■ **What the task asks**: Pull every line out of the data below and reproduce each one unchanged.

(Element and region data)
_ _ _ _ _ _ _

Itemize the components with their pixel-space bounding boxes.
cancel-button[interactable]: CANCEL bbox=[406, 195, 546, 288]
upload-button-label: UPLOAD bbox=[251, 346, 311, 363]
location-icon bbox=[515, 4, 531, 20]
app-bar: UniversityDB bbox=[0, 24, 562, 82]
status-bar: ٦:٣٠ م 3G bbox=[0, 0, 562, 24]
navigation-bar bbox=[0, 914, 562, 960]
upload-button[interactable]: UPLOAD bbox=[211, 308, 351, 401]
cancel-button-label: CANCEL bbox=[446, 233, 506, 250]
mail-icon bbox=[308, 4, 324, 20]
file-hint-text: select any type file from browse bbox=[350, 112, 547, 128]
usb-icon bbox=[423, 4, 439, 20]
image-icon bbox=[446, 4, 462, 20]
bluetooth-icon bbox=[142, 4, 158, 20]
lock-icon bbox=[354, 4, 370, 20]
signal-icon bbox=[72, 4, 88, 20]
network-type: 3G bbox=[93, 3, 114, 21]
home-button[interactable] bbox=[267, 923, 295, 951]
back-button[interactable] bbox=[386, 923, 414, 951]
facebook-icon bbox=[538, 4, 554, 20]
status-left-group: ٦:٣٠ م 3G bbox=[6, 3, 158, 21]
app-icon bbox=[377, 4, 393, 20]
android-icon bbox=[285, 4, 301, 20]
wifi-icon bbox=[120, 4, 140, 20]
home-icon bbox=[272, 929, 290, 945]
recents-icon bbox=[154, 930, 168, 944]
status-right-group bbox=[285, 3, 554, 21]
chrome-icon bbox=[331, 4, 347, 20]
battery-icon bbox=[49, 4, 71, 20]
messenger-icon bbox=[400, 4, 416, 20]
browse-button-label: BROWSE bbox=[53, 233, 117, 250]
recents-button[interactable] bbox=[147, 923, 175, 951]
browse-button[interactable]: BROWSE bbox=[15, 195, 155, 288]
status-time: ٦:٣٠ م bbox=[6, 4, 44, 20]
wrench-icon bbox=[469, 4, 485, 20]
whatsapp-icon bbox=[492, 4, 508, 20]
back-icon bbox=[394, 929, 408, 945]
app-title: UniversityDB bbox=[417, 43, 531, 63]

_ _ _ _ _ _ _

■ **Solution below**:
Itemize the components with their pixel-space bounding boxes.
cancel-button[interactable]: CANCEL bbox=[406, 195, 546, 288]
upload-button-label: UPLOAD bbox=[251, 346, 311, 363]
location-icon bbox=[515, 4, 531, 20]
app-bar: UniversityDB bbox=[0, 24, 562, 82]
status-bar: ٦:٣٠ م 3G bbox=[0, 0, 562, 24]
navigation-bar bbox=[0, 914, 562, 960]
upload-button[interactable]: UPLOAD bbox=[211, 308, 351, 401]
cancel-button-label: CANCEL bbox=[446, 233, 506, 250]
mail-icon bbox=[308, 4, 324, 20]
file-hint-text: select any type file from browse bbox=[350, 112, 547, 128]
usb-icon bbox=[423, 4, 439, 20]
image-icon bbox=[446, 4, 462, 20]
bluetooth-icon bbox=[142, 4, 158, 20]
lock-icon bbox=[354, 4, 370, 20]
signal-icon bbox=[72, 4, 88, 20]
network-type: 3G bbox=[93, 3, 114, 21]
home-button[interactable] bbox=[267, 923, 295, 951]
back-button[interactable] bbox=[386, 923, 414, 951]
facebook-icon bbox=[538, 4, 554, 20]
status-left-group: ٦:٣٠ م 3G bbox=[6, 3, 158, 21]
app-icon bbox=[377, 4, 393, 20]
android-icon bbox=[285, 4, 301, 20]
wifi-icon bbox=[120, 4, 140, 20]
home-icon bbox=[272, 929, 290, 945]
recents-icon bbox=[154, 930, 168, 944]
status-right-group bbox=[285, 3, 554, 21]
chrome-icon bbox=[331, 4, 347, 20]
battery-icon bbox=[49, 4, 71, 20]
messenger-icon bbox=[400, 4, 416, 20]
browse-button-label: BROWSE bbox=[53, 233, 117, 250]
recents-button[interactable] bbox=[147, 923, 175, 951]
browse-button[interactable]: BROWSE bbox=[15, 195, 155, 288]
status-time: ٦:٣٠ م bbox=[6, 4, 44, 20]
wrench-icon bbox=[469, 4, 485, 20]
whatsapp-icon bbox=[492, 4, 508, 20]
back-icon bbox=[394, 929, 408, 945]
app-title: UniversityDB bbox=[417, 43, 531, 63]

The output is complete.